> _Request_
Report the count of lines that carry the string "such", and add nothing.

> _Provided records_
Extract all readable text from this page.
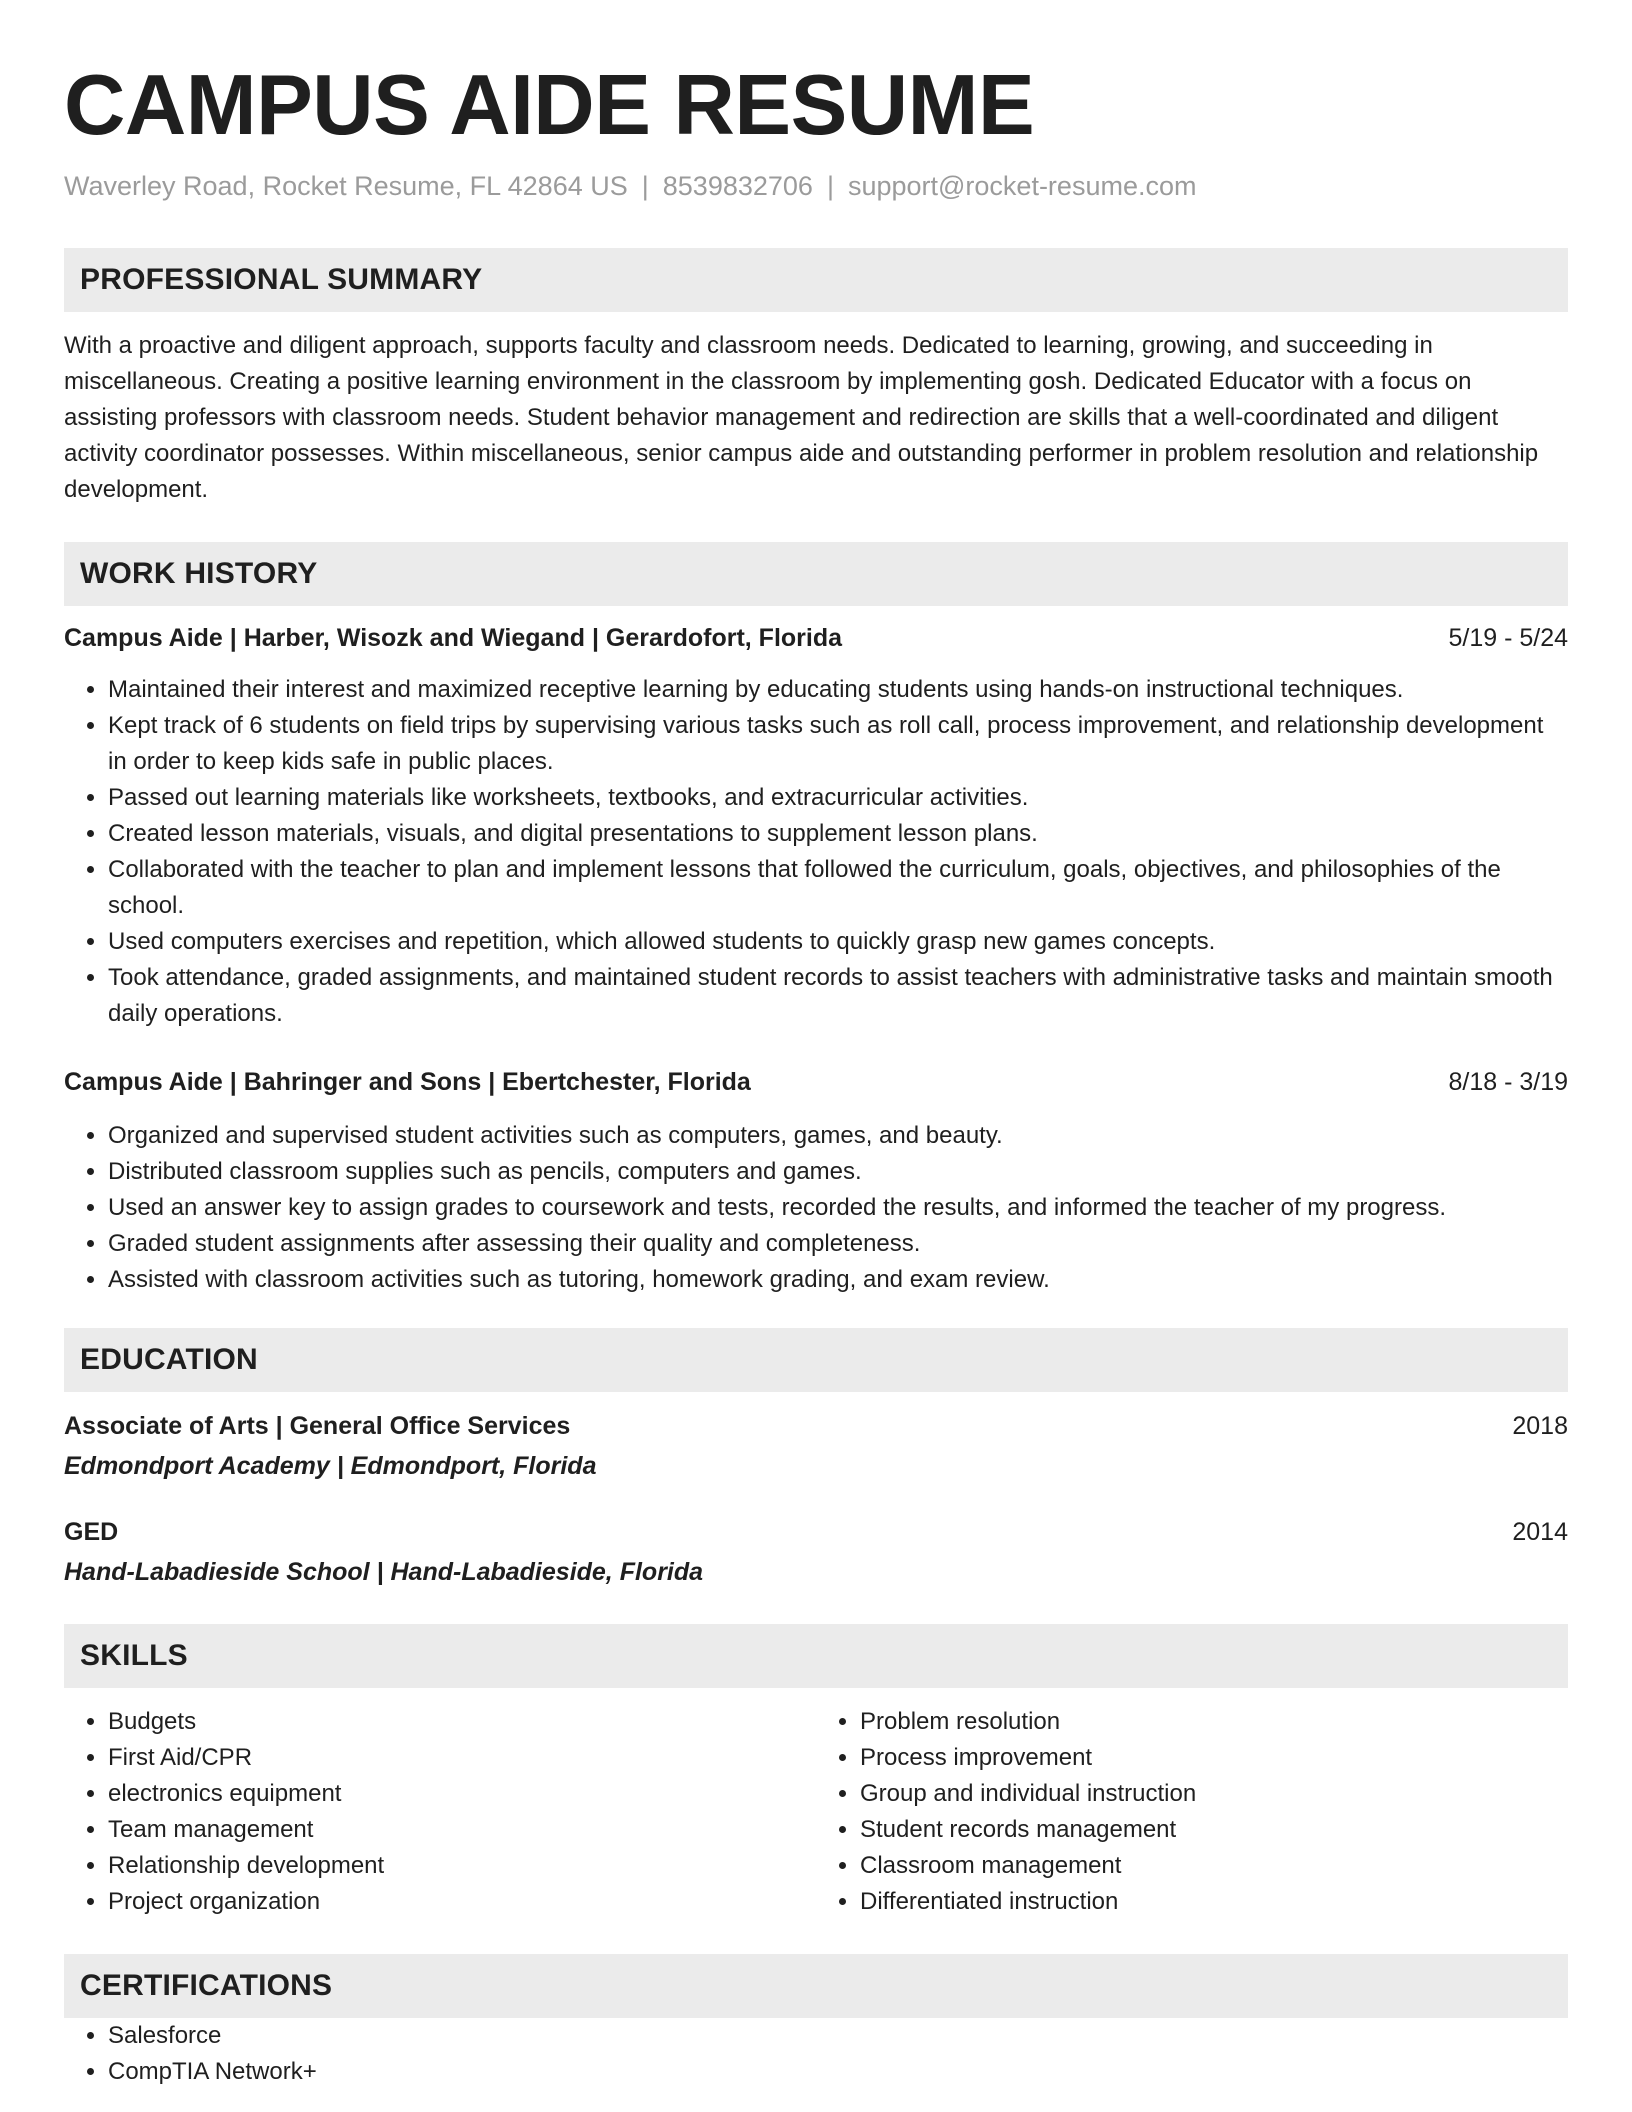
CAMPUS AIDE RESUME
Waverley Road, Rocket Resume, FL 42864 US | 8539832706 | support@rocket-resume.com
PROFESSIONAL SUMMARY
With a proactive and diligent approach, supports faculty and classroom needs. Dedicated to learning, growing, and succeeding in miscellaneous. Creating a positive learning environment in the classroom by implementing gosh. Dedicated Educator with a focus on assisting professors with classroom needs. Student behavior management and redirection are skills that a well-coordinated and diligent activity coordinator possesses. Within miscellaneous, senior campus aide and outstanding performer in problem resolution and relationship development.
WORK HISTORY
Campus Aide | Harber, Wisozk and Wiegand | Gerardofort, Florida	5/19 - 5/24
• Maintained their interest and maximized receptive learning by educating students using hands-on instructional techniques.
• Kept track of 6 students on field trips by supervising various tasks such as roll call, process improvement, and relationship development in order to keep kids safe in public places.
• Passed out learning materials like worksheets, textbooks, and extracurricular activities.
• Created lesson materials, visuals, and digital presentations to supplement lesson plans.
• Collaborated with the teacher to plan and implement lessons that followed the curriculum, goals, objectives, and philosophies of the school.
• Used computers exercises and repetition, which allowed students to quickly grasp new games concepts.
• Took attendance, graded assignments, and maintained student records to assist teachers with administrative tasks and maintain smooth daily operations.
Campus Aide | Bahringer and Sons | Ebertchester, Florida	8/18 - 3/19
• Organized and supervised student activities such as computers, games, and beauty.
• Distributed classroom supplies such as pencils, computers and games.
• Used an answer key to assign grades to coursework and tests, recorded the results, and informed the teacher of my progress.
• Graded student assignments after assessing their quality and completeness.
• Assisted with classroom activities such as tutoring, homework grading, and exam review.
EDUCATION
Associate of Arts | General Office Services	2018
Edmondport Academy | Edmondport, Florida
GED	2014
Hand-Labadieside School | Hand-Labadieside, Florida
SKILLS
• Budgets
• First Aid/CPR
• electronics equipment
• Team management
• Relationship development
• Project organization
• Problem resolution
• Process improvement
• Group and individual instruction
• Student records management
• Classroom management
• Differentiated instruction
CERTIFICATIONS
• Salesforce
• CompTIA Network+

> _Written response_
4